## Given task:
Return every entry exactly.
** START Available records **
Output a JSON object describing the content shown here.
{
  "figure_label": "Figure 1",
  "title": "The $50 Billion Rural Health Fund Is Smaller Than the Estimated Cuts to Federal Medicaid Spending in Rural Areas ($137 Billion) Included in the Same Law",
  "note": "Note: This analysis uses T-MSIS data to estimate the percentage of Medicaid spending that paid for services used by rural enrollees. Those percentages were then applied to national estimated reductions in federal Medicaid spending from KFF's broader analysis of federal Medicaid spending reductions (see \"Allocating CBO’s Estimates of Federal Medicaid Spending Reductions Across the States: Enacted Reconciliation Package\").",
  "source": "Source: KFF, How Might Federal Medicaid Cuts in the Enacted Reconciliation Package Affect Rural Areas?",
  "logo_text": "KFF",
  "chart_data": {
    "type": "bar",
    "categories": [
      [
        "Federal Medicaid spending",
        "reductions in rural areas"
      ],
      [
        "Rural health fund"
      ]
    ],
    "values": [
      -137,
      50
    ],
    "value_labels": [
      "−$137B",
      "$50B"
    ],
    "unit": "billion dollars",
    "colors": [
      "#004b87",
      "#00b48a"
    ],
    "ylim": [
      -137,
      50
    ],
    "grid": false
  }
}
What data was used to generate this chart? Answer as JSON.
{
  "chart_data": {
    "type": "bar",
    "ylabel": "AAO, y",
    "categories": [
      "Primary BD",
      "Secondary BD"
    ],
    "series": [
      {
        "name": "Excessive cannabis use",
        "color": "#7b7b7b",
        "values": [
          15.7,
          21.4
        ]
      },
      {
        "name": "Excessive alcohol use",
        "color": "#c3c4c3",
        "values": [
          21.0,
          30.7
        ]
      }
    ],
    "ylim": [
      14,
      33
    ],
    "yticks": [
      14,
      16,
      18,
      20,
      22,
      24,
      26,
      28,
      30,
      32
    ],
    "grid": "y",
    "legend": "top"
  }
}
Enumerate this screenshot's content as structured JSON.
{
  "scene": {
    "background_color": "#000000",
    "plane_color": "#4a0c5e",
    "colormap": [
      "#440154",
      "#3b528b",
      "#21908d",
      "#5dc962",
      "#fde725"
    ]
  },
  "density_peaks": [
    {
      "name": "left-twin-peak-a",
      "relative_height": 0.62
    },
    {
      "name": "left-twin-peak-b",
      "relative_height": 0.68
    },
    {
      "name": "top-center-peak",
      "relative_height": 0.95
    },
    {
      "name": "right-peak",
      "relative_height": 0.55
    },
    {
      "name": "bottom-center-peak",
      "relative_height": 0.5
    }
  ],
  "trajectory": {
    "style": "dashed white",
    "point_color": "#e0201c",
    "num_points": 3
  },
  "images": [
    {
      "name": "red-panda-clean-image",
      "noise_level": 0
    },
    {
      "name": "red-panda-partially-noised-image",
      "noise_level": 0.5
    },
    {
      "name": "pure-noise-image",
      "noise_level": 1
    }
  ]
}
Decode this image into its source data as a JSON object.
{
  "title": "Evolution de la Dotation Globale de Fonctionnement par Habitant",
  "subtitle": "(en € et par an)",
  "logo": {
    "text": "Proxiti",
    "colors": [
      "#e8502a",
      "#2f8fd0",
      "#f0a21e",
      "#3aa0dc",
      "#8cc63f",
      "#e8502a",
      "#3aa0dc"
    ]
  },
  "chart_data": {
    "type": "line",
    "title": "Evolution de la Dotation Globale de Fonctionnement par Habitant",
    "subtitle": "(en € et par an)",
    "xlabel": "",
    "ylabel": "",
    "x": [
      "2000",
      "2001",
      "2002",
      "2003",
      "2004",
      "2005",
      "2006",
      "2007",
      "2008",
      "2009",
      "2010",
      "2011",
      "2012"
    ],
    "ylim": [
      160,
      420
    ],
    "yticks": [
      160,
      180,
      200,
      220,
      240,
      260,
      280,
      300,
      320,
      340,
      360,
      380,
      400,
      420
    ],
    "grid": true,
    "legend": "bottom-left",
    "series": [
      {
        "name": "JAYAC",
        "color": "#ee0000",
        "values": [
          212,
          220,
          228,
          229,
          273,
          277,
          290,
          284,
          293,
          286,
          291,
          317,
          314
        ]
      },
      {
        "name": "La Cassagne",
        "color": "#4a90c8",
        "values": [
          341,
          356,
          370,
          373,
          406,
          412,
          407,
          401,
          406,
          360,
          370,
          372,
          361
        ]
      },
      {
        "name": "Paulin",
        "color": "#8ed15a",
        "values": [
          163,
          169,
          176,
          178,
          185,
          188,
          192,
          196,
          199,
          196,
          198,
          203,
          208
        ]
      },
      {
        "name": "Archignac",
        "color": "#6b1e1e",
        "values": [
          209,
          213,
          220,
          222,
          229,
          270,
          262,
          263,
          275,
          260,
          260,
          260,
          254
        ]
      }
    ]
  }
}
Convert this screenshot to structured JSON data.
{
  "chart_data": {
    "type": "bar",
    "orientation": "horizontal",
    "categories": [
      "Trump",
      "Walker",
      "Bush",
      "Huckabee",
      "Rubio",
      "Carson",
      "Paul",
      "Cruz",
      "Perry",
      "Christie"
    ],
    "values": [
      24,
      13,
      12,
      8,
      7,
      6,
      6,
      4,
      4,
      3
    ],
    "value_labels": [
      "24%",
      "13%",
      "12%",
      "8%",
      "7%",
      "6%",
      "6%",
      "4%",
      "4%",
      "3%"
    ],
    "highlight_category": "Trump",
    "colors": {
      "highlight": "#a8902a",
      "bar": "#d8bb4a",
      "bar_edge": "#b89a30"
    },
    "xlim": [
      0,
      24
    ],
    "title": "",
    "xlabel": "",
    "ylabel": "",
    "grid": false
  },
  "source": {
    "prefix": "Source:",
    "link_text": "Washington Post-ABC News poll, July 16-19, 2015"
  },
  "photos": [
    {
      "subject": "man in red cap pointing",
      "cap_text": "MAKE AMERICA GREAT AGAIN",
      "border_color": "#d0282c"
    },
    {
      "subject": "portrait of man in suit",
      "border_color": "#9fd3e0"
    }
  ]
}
** END Available records **
## Written solution:
Output a JSON object describing the content shown here.
{
  "figure_label": "Figure 1",
  "title": "The $50 Billion Rural Health Fund Is Smaller Than the Estimated Cuts to Federal Medicaid Spending in Rural Areas ($137 Billion) Included in the Same Law",
  "note": "Note: This analysis uses T-MSIS data to estimate the percentage of Medicaid spending that paid for services used by rural enrollees. Those percentages were then applied to national estimated reductions in federal Medicaid spending from KFF's broader analysis of federal Medicaid spending reductions (see \"Allocating CBO’s Estimates of Federal Medicaid Spending Reductions Across the States: Enacted Reconciliation Package\").",
  "source": "Source: KFF, How Might Federal Medicaid Cuts in the Enacted Reconciliation Package Affect Rural Areas?",
  "logo_text": "KFF",
  "chart_data": {
    "type": "bar",
    "categories": [
      [
        "Federal Medicaid spending",
        "reductions in rural areas"
      ],
      [
        "Rural health fund"
      ]
    ],
    "values": [
      -137,
      50
    ],
    "value_labels": [
      "−$137B",
      "$50B"
    ],
    "unit": "billion dollars",
    "colors": [
      "#004b87",
      "#00b48a"
    ],
    "ylim": [
      -137,
      50
    ],
    "grid": false
  }
}
What data was used to generate this chart? Answer as JSON.
{
  "chart_data": {
    "type": "bar",
    "ylabel": "AAO, y",
    "categories": [
      "Primary BD",
      "Secondary BD"
    ],
    "series": [
      {
        "name": "Excessive cannabis use",
        "color": "#7b7b7b",
        "values": [
          15.7,
          21.4
        ]
      },
      {
        "name": "Excessive alcohol use",
        "color": "#c3c4c3",
        "values": [
          21.0,
          30.7
        ]
      }
    ],
    "ylim": [
      14,
      33
    ],
    "yticks": [
      14,
      16,
      18,
      20,
      22,
      24,
      26,
      28,
      30,
      32
    ],
    "grid": "y",
    "legend": "top"
  }
}
Enumerate this screenshot's content as structured JSON.
{
  "scene": {
    "background_color": "#000000",
    "plane_color": "#4a0c5e",
    "colormap": [
      "#440154",
      "#3b528b",
      "#21908d",
      "#5dc962",
      "#fde725"
    ]
  },
  "density_peaks": [
    {
      "name": "left-twin-peak-a",
      "relative_height": 0.62
    },
    {
      "name": "left-twin-peak-b",
      "relative_height": 0.68
    },
    {
      "name": "top-center-peak",
      "relative_height": 0.95
    },
    {
      "name": "right-peak",
      "relative_height": 0.55
    },
    {
      "name": "bottom-center-peak",
      "relative_height": 0.5
    }
  ],
  "trajectory": {
    "style": "dashed white",
    "point_color": "#e0201c",
    "num_points": 3
  },
  "images": [
    {
      "name": "red-panda-clean-image",
      "noise_level": 0
    },
    {
      "name": "red-panda-partially-noised-image",
      "noise_level": 0.5
    },
    {
      "name": "pure-noise-image",
      "noise_level": 1
    }
  ]
}
Decode this image into its source data as a JSON object.
{
  "title": "Evolution de la Dotation Globale de Fonctionnement par Habitant",
  "subtitle": "(en € et par an)",
  "logo": {
    "text": "Proxiti",
    "colors": [
      "#e8502a",
      "#2f8fd0",
      "#f0a21e",
      "#3aa0dc",
      "#8cc63f",
      "#e8502a",
      "#3aa0dc"
    ]
  },
  "chart_data": {
    "type": "line",
    "title": "Evolution de la Dotation Globale de Fonctionnement par Habitant",
    "subtitle": "(en € et par an)",
    "xlabel": "",
    "ylabel": "",
    "x": [
      "2000",
      "2001",
      "2002",
      "2003",
      "2004",
      "2005",
      "2006",
      "2007",
      "2008",
      "2009",
      "2010",
      "2011",
      "2012"
    ],
    "ylim": [
      160,
      420
    ],
    "yticks": [
      160,
      180,
      200,
      220,
      240,
      260,
      280,
      300,
      320,
      340,
      360,
      380,
      400,
      420
    ],
    "grid": true,
    "legend": "bottom-left",
    "series": [
      {
        "name": "JAYAC",
        "color": "#ee0000",
        "values": [
          212,
          220,
          228,
          229,
          273,
          277,
          290,
          284,
          293,
          286,
          291,
          317,
          314
        ]
      },
      {
        "name": "La Cassagne",
        "color": "#4a90c8",
        "values": [
          341,
          356,
          370,
          373,
          406,
          412,
          407,
          401,
          406,
          360,
          370,
          372,
          361
        ]
      },
      {
        "name": "Paulin",
        "color": "#8ed15a",
        "values": [
          163,
          169,
          176,
          178,
          185,
          188,
          192,
          196,
          199,
          196,
          198,
          203,
          208
        ]
      },
      {
        "name": "Archignac",
        "color": "#6b1e1e",
        "values": [
          209,
          213,
          220,
          222,
          229,
          270,
          262,
          263,
          275,
          260,
          260,
          260,
          254
        ]
      }
    ]
  }
}
Convert this screenshot to structured JSON data.
{
  "chart_data": {
    "type": "bar",
    "orientation": "horizontal",
    "categories": [
      "Trump",
      "Walker",
      "Bush",
      "Huckabee",
      "Rubio",
      "Carson",
      "Paul",
      "Cruz",
      "Perry",
      "Christie"
    ],
    "values": [
      24,
      13,
      12,
      8,
      7,
      6,
      6,
      4,
      4,
      3
    ],
    "value_labels": [
      "24%",
      "13%",
      "12%",
      "8%",
      "7%",
      "6%",
      "6%",
      "4%",
      "4%",
      "3%"
    ],
    "highlight_category": "Trump",
    "colors": {
      "highlight": "#a8902a",
      "bar": "#d8bb4a",
      "bar_edge": "#b89a30"
    },
    "xlim": [
      0,
      24
    ],
    "title": "",
    "xlabel": "",
    "ylabel": "",
    "grid": false
  },
  "source": {
    "prefix": "Source:",
    "link_text": "Washington Post-ABC News poll, July 16-19, 2015"
  },
  "photos": [
    {
      "subject": "man in red cap pointing",
      "cap_text": "MAKE AMERICA GREAT AGAIN",
      "border_color": "#d0282c"
    },
    {
      "subject": "portrait of man in suit",
      "border_color": "#9fd3e0"
    }
  ]
}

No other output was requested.